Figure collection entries
+++
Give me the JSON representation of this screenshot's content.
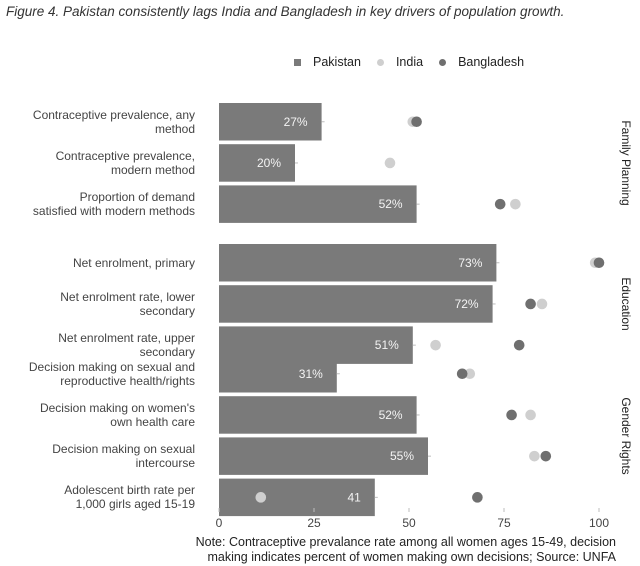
{
  "title": "Figure 4. Pakistan consistently lags India and Bangladesh in key drivers of population growth.",
  "legend": [
    {
      "name": "Pakistan",
      "color": "#7a7a7a",
      "shape": "square"
    },
    {
      "name": "India",
      "color": "#cfcfcf",
      "shape": "dot"
    },
    {
      "name": "Bangladesh",
      "color": "#6f6f6f",
      "shape": "dot"
    }
  ],
  "note_lines": [
    "Note: Contraceptive prevalance rate among all women ages 15-49, decision",
    "making indicates percent of women making own decisions; Source: UNFA"
  ],
  "chart_data": {
    "type": "bar",
    "orientation": "horizontal",
    "xlim": [
      0,
      100
    ],
    "xticks": [
      "0",
      "25",
      "50",
      "75",
      "100"
    ],
    "grid": false,
    "legend_position": "top",
    "facets": [
      {
        "name": "Family Planning",
        "rows": [
          {
            "label": [
              "Contraceptive prevalence, any",
              "method"
            ],
            "pakistan": 27,
            "value_label": "27%",
            "india": 51,
            "bangladesh": 52
          },
          {
            "label": [
              "Contraceptive prevalence,",
              "modern method"
            ],
            "pakistan": 20,
            "value_label": "20%",
            "india": 45,
            "bangladesh": null
          },
          {
            "label": [
              "Proportion of demand",
              "satisfied with modern methods"
            ],
            "pakistan": 52,
            "value_label": "52%",
            "india": 78,
            "bangladesh": 74
          }
        ]
      },
      {
        "name": "Education",
        "rows": [
          {
            "label": [
              "Net enrolment, primary"
            ],
            "pakistan": 73,
            "value_label": "73%",
            "india": 99,
            "bangladesh": 100
          },
          {
            "label": [
              "Net enrolment rate, lower",
              "secondary"
            ],
            "pakistan": 72,
            "value_label": "72%",
            "india": 85,
            "bangladesh": 82
          },
          {
            "label": [
              "Net enrolment rate, upper",
              "secondary"
            ],
            "pakistan": 51,
            "value_label": "51%",
            "india": 57,
            "bangladesh": 79
          }
        ]
      },
      {
        "name": "Gender Rights",
        "rows": [
          {
            "label": [
              "Decision making on sexual and",
              "reproductive health/rights"
            ],
            "pakistan": 31,
            "value_label": "31%",
            "india": 66,
            "bangladesh": 64
          },
          {
            "label": [
              "Decision making on women's",
              "own health care"
            ],
            "pakistan": 52,
            "value_label": "52%",
            "india": 82,
            "bangladesh": 77
          },
          {
            "label": [
              "Decision making on sexual",
              "intercourse"
            ],
            "pakistan": 55,
            "value_label": "55%",
            "india": 83,
            "bangladesh": 86
          },
          {
            "label": [
              "Adolescent birth rate per",
              "1,000 girls aged 15-19"
            ],
            "pakistan": 41,
            "value_label": "41",
            "india": 11,
            "bangladesh": 68
          }
        ]
      }
    ]
  }
}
+++
To be done – Using the entries above, find all lines with "enrolment". Copy them.

Exercise response –
              "Net enrolment, primary"
              "Net enrolment rate, lower",
              "Net enrolment rate, upper",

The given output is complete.